# START OF RECORDS

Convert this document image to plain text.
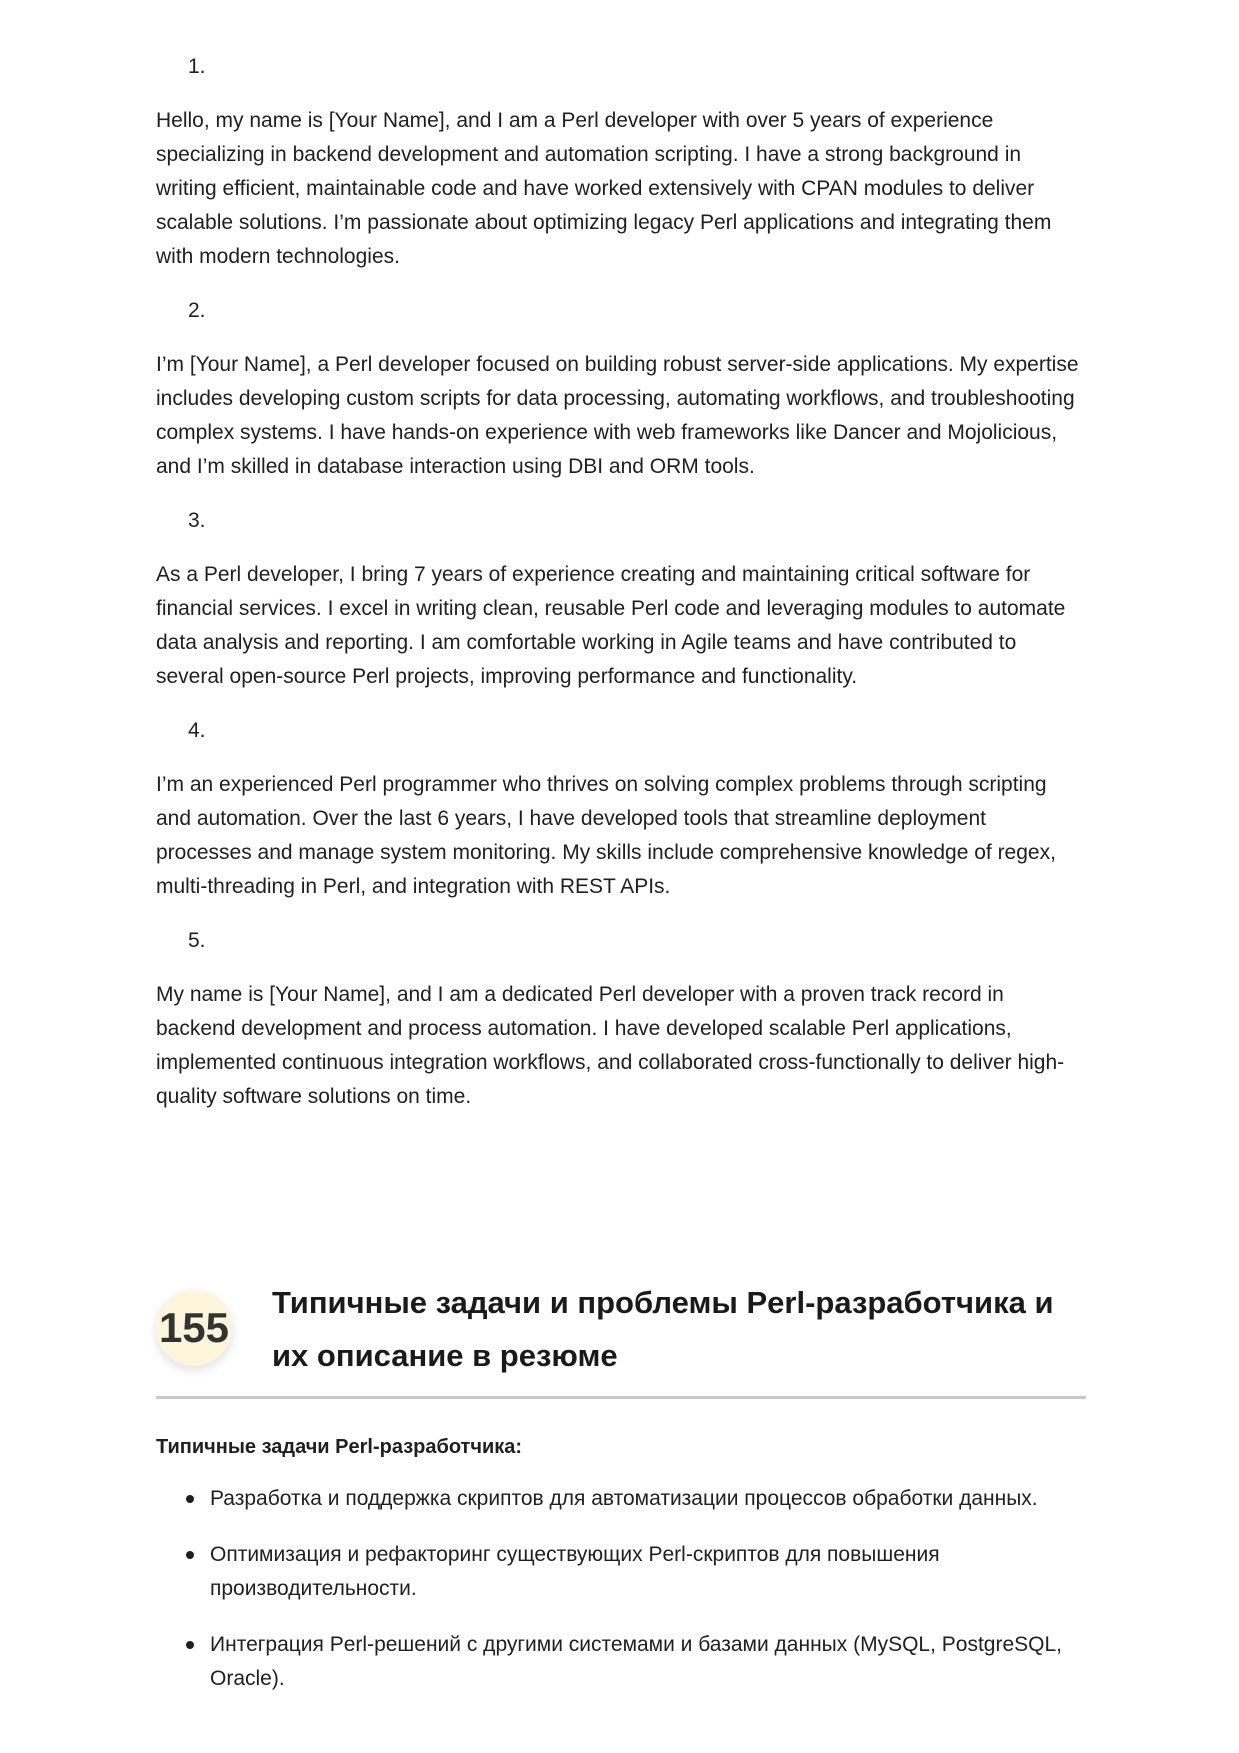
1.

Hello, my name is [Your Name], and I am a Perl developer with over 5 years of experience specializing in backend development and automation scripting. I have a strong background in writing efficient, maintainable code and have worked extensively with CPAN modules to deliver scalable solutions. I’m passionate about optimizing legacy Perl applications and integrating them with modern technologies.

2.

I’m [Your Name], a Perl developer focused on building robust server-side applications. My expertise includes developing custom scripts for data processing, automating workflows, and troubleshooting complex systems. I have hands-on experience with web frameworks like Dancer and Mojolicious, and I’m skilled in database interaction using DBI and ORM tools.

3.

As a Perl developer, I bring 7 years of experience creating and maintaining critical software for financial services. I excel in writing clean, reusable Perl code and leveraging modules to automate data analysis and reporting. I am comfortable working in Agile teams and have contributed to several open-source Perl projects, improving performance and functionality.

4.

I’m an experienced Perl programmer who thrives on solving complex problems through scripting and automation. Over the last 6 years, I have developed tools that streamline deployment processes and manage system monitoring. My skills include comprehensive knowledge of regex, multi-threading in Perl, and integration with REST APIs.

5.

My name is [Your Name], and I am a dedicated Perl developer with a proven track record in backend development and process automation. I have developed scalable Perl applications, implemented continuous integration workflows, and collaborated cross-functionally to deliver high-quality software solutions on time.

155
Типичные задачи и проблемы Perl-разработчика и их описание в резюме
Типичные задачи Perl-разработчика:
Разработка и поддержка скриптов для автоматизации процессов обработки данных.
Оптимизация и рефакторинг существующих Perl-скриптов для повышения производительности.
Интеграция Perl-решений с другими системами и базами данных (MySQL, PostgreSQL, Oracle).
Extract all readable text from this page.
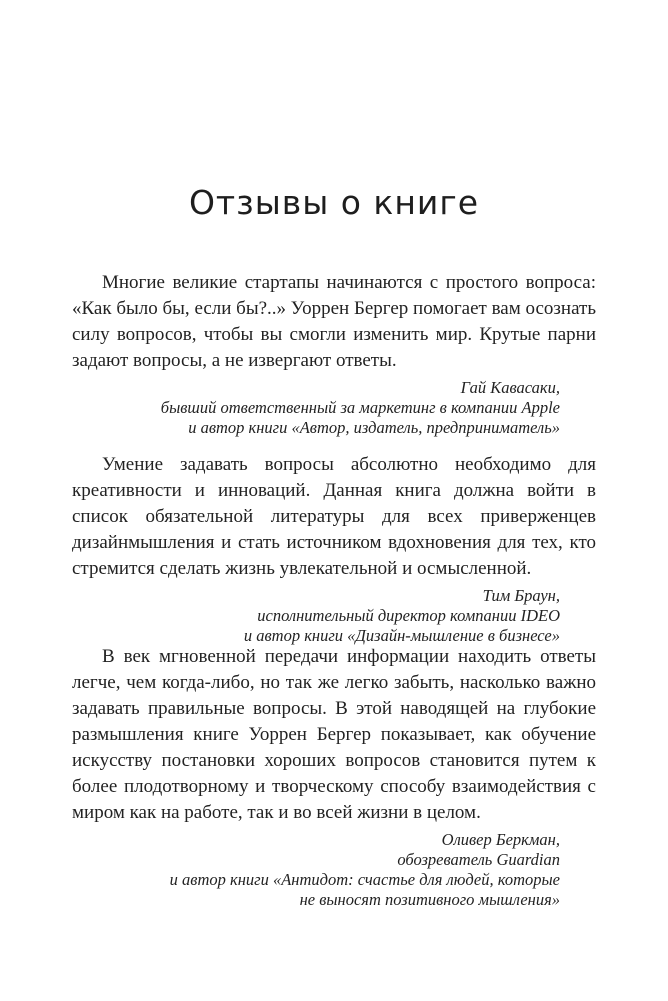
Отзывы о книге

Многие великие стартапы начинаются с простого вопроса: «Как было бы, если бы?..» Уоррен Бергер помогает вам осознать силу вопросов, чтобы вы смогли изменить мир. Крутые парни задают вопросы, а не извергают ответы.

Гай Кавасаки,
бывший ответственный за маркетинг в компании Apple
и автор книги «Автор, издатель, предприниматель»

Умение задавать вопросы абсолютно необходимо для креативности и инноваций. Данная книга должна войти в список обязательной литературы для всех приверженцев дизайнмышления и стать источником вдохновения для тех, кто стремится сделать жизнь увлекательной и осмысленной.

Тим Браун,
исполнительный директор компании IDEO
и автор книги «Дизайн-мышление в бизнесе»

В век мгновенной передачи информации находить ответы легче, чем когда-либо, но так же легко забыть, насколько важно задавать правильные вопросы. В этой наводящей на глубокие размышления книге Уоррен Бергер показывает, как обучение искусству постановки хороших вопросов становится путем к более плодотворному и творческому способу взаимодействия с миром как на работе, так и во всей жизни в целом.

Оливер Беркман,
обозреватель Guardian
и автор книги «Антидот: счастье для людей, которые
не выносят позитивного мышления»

# END OF RECORDS

▶ **WORK INSTRUCTIONS**
Go through the listing above and quote it exactly, apart from its images.

▶ **TASK SOLUTION**
Convert this document image to plain text.
1.

Hello, my name is [Your Name], and I am a Perl developer with over 5 years of experience specializing in backend development and automation scripting. I have a strong background in writing efficient, maintainable code and have worked extensively with CPAN modules to deliver scalable solutions. I’m passionate about optimizing legacy Perl applications and integrating them with modern technologies.

2.

I’m [Your Name], a Perl developer focused on building robust server-side applications. My expertise includes developing custom scripts for data processing, automating workflows, and troubleshooting complex systems. I have hands-on experience with web frameworks like Dancer and Mojolicious, and I’m skilled in database interaction using DBI and ORM tools.

3.

As a Perl developer, I bring 7 years of experience creating and maintaining critical software for financial services. I excel in writing clean, reusable Perl code and leveraging modules to automate data analysis and reporting. I am comfortable working in Agile teams and have contributed to several open-source Perl projects, improving performance and functionality.

4.

I’m an experienced Perl programmer who thrives on solving complex problems through scripting and automation. Over the last 6 years, I have developed tools that streamline deployment processes and manage system monitoring. My skills include comprehensive knowledge of regex, multi-threading in Perl, and integration with REST APIs.

5.

My name is [Your Name], and I am a dedicated Perl developer with a proven track record in backend development and process automation. I have developed scalable Perl applications, implemented continuous integration workflows, and collaborated cross-functionally to deliver high-quality software solutions on time.

155
Типичные задачи и проблемы Perl-разработчика и их описание в резюме
Типичные задачи Perl-разработчика:
Разработка и поддержка скриптов для автоматизации процессов обработки данных.
Оптимизация и рефакторинг существующих Perl-скриптов для повышения производительности.
Интеграция Perl-решений с другими системами и базами данных (MySQL, PostgreSQL, Oracle).
Extract all readable text from this page.
Отзывы о книге

Многие великие стартапы начинаются с простого вопроса: «Как было бы, если бы?..» Уоррен Бергер помогает вам осознать силу вопросов, чтобы вы смогли изменить мир. Крутые парни задают вопросы, а не извергают ответы.

Гай Кавасаки,
бывший ответственный за маркетинг в компании Apple
и автор книги «Автор, издатель, предприниматель»

Умение задавать вопросы абсолютно необходимо для креативности и инноваций. Данная книга должна войти в список обязательной литературы для всех приверженцев дизайнмышления и стать источником вдохновения для тех, кто стремится сделать жизнь увлекательной и осмысленной.

Тим Браун,
исполнительный директор компании IDEO
и автор книги «Дизайн-мышление в бизнесе»

В век мгновенной передачи информации находить ответы легче, чем когда-либо, но так же легко забыть, насколько важно задавать правильные вопросы. В этой наводящей на глубокие размышления книге Уоррен Бергер показывает, как обучение искусству постановки хороших вопросов становится путем к более плодотворному и творческому способу взаимодействия с миром как на работе, так и во всей жизни в целом.

Оливер Беркман,
обозреватель Guardian
и автор книги «Антидот: счастье для людей, которые
не выносят позитивного мышления»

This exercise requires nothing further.